*SET EXERCISE:* Pick out every line holding the string "icon" and copy it.

----- SUPPLIED ENTRIES -----

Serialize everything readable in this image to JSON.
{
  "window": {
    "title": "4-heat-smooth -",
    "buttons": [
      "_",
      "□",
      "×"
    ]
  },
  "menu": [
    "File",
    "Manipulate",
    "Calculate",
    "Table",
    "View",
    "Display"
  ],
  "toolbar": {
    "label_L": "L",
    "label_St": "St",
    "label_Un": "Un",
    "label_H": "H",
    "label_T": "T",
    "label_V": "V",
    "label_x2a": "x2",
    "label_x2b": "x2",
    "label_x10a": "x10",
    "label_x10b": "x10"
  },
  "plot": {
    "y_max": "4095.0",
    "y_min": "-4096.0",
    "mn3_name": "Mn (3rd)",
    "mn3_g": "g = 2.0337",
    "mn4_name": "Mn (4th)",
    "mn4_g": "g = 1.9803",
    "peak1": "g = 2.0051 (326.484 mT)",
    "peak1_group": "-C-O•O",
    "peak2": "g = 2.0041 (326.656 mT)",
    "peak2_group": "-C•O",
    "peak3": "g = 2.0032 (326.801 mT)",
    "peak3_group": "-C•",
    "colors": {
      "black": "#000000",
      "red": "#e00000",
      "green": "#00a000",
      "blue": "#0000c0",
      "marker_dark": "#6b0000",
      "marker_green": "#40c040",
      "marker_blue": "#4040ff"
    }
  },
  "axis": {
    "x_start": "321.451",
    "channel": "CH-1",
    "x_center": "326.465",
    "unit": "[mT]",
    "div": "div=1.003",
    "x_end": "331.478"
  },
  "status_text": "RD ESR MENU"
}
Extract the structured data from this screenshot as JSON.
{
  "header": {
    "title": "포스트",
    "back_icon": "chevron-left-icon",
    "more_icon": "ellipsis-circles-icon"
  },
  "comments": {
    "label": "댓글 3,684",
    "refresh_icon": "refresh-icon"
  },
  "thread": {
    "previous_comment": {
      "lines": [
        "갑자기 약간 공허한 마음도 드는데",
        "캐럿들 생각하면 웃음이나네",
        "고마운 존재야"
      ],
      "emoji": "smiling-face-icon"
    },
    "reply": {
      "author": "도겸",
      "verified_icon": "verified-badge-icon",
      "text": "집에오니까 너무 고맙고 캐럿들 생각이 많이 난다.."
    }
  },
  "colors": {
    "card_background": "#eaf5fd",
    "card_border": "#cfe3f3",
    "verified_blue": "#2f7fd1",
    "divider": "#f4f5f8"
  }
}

-----

*RESULT BELOW:*
    "back_icon": "chevron-left-icon",
    "more_icon": "ellipsis-circles-icon"
    "refresh_icon": "refresh-icon"
      "emoji": "smiling-face-icon"
      "verified_icon": "verified-badge-icon",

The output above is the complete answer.